**Exercise task**
Copy out every line exactly, passing over the pictures.

•••

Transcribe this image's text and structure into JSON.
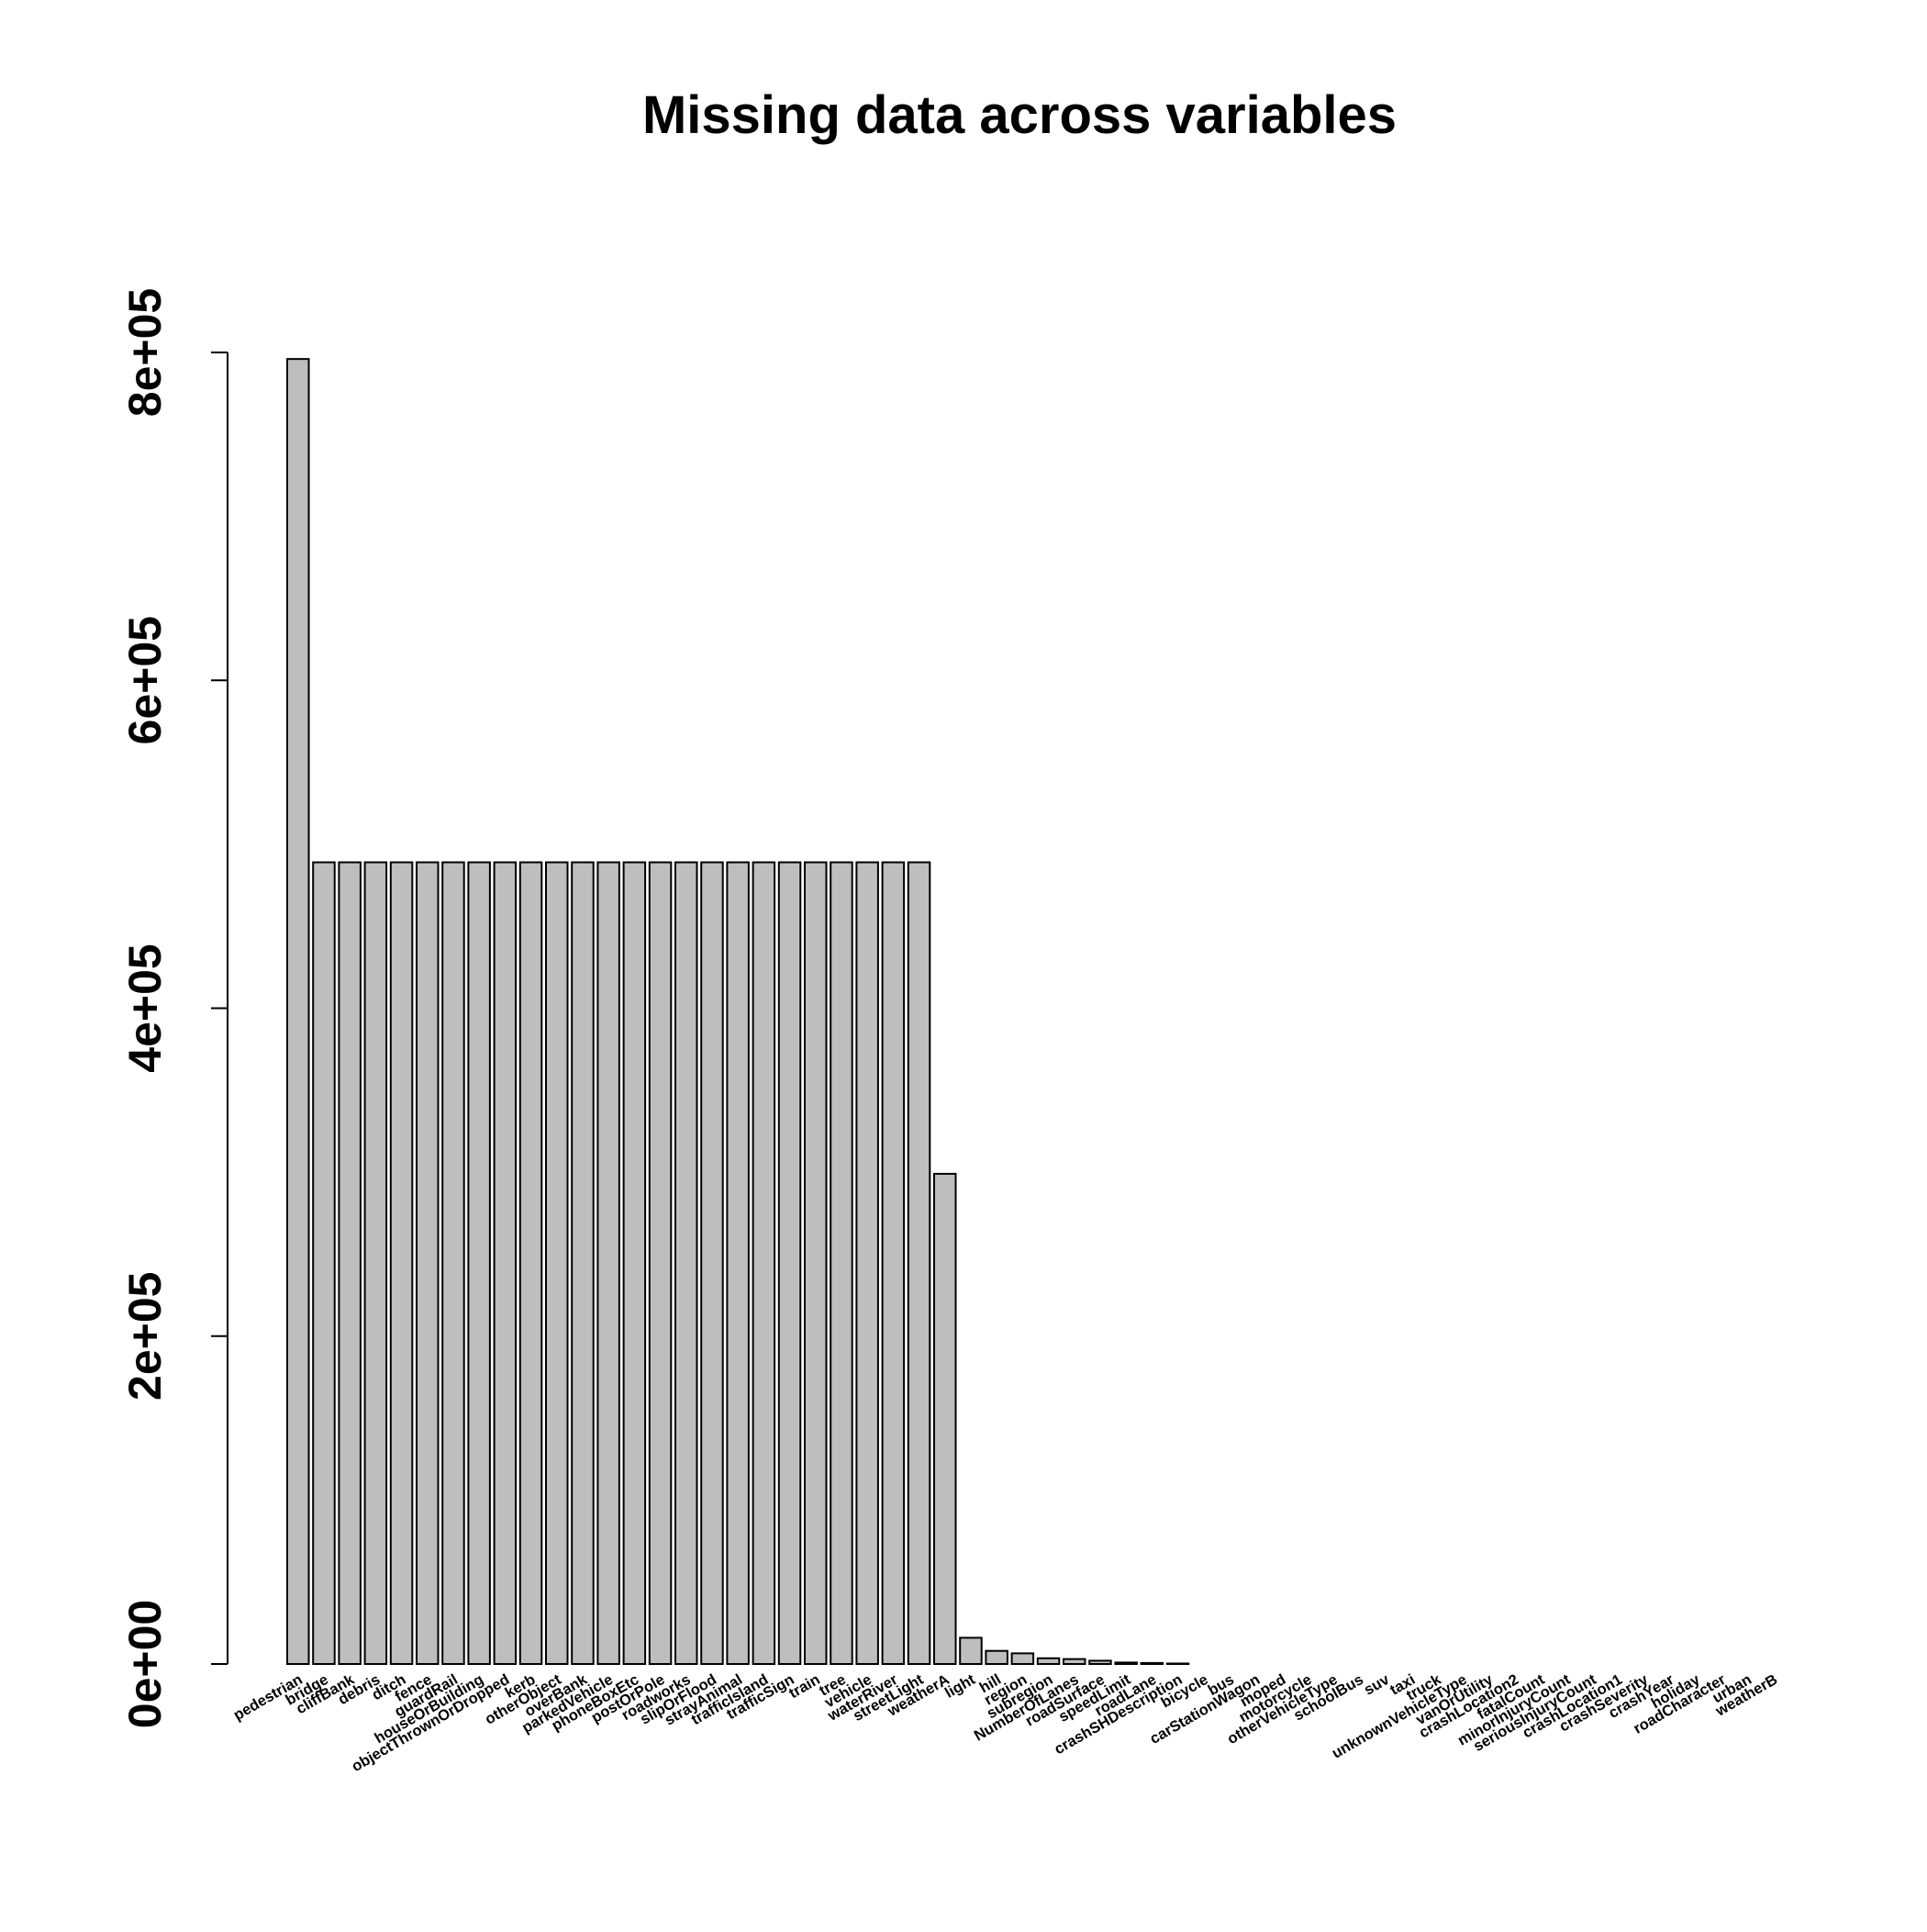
{
  "chart_data": {
    "type": "bar",
    "title": "Missing data across variables",
    "xlabel": "",
    "ylabel": "",
    "ylim": [
      0,
      800000
    ],
    "yticks": [
      0,
      200000,
      400000,
      600000,
      800000
    ],
    "ytick_labels": [
      "0e+00",
      "2e+05",
      "4e+05",
      "6e+05",
      "8e+05"
    ],
    "grid": false,
    "legend": "none",
    "bar_color": "#bebebe",
    "edge_color": "#000000",
    "categories": [
      "pedestrian",
      "bridge",
      "cliffBank",
      "debris",
      "ditch",
      "fence",
      "guardRail",
      "houseOrBuilding",
      "objectThrownOrDropped",
      "kerb",
      "otherObject",
      "overBank",
      "parkedVehicle",
      "phoneBoxEtc",
      "postOrPole",
      "roadworks",
      "slipOrFlood",
      "strayAnimal",
      "trafficIsland",
      "trafficSign",
      "train",
      "tree",
      "vehicle",
      "waterRiver",
      "streetLight",
      "weatherA",
      "light",
      "hill",
      "region",
      "subregion",
      "NumberOfLanes",
      "roadSurface",
      "speedLimit",
      "roadLane",
      "crashSHDescription",
      "bicycle",
      "bus",
      "carStationWagon",
      "moped",
      "motorcycle",
      "otherVehicleType",
      "schoolBus",
      "suv",
      "taxi",
      "truck",
      "unknownVehicleType",
      "vanOrUtility",
      "crashLocation2",
      "fatalCount",
      "minorInjuryCount",
      "seriousInjuryCount",
      "crashLocation1",
      "crashSeverity",
      "crashYear",
      "holiday",
      "roadCharacter",
      "urban",
      "weatherB"
    ],
    "values": [
      796000,
      489000,
      489000,
      489000,
      489000,
      489000,
      489000,
      489000,
      489000,
      489000,
      489000,
      489000,
      489000,
      489000,
      489000,
      489000,
      489000,
      489000,
      489000,
      489000,
      489000,
      489000,
      489000,
      489000,
      489000,
      299000,
      16000,
      8000,
      6500,
      3500,
      3000,
      2000,
      900,
      600,
      300,
      0,
      0,
      0,
      0,
      0,
      0,
      0,
      0,
      0,
      0,
      0,
      0,
      0,
      0,
      0,
      0,
      0,
      0,
      0,
      0,
      0,
      0,
      0
    ]
  }
}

•••

**Response to this task**
Transcribe this image's text and structure into JSON.
{
  "chart_data": {
    "type": "bar",
    "title": "Missing data across variables",
    "xlabel": "",
    "ylabel": "",
    "ylim": [
      0,
      800000
    ],
    "yticks": [
      0,
      200000,
      400000,
      600000,
      800000
    ],
    "ytick_labels": [
      "0e+00",
      "2e+05",
      "4e+05",
      "6e+05",
      "8e+05"
    ],
    "grid": false,
    "legend": "none",
    "bar_color": "#bebebe",
    "edge_color": "#000000",
    "categories": [
      "pedestrian",
      "bridge",
      "cliffBank",
      "debris",
      "ditch",
      "fence",
      "guardRail",
      "houseOrBuilding",
      "objectThrownOrDropped",
      "kerb",
      "otherObject",
      "overBank",
      "parkedVehicle",
      "phoneBoxEtc",
      "postOrPole",
      "roadworks",
      "slipOrFlood",
      "strayAnimal",
      "trafficIsland",
      "trafficSign",
      "train",
      "tree",
      "vehicle",
      "waterRiver",
      "streetLight",
      "weatherA",
      "light",
      "hill",
      "region",
      "subregion",
      "NumberOfLanes",
      "roadSurface",
      "speedLimit",
      "roadLane",
      "crashSHDescription",
      "bicycle",
      "bus",
      "carStationWagon",
      "moped",
      "motorcycle",
      "otherVehicleType",
      "schoolBus",
      "suv",
      "taxi",
      "truck",
      "unknownVehicleType",
      "vanOrUtility",
      "crashLocation2",
      "fatalCount",
      "minorInjuryCount",
      "seriousInjuryCount",
      "crashLocation1",
      "crashSeverity",
      "crashYear",
      "holiday",
      "roadCharacter",
      "urban",
      "weatherB"
    ],
    "values": [
      796000,
      489000,
      489000,
      489000,
      489000,
      489000,
      489000,
      489000,
      489000,
      489000,
      489000,
      489000,
      489000,
      489000,
      489000,
      489000,
      489000,
      489000,
      489000,
      489000,
      489000,
      489000,
      489000,
      489000,
      489000,
      299000,
      16000,
      8000,
      6500,
      3500,
      3000,
      2000,
      900,
      600,
      300,
      0,
      0,
      0,
      0,
      0,
      0,
      0,
      0,
      0,
      0,
      0,
      0,
      0,
      0,
      0,
      0,
      0,
      0,
      0,
      0,
      0,
      0,
      0
    ]
  }
}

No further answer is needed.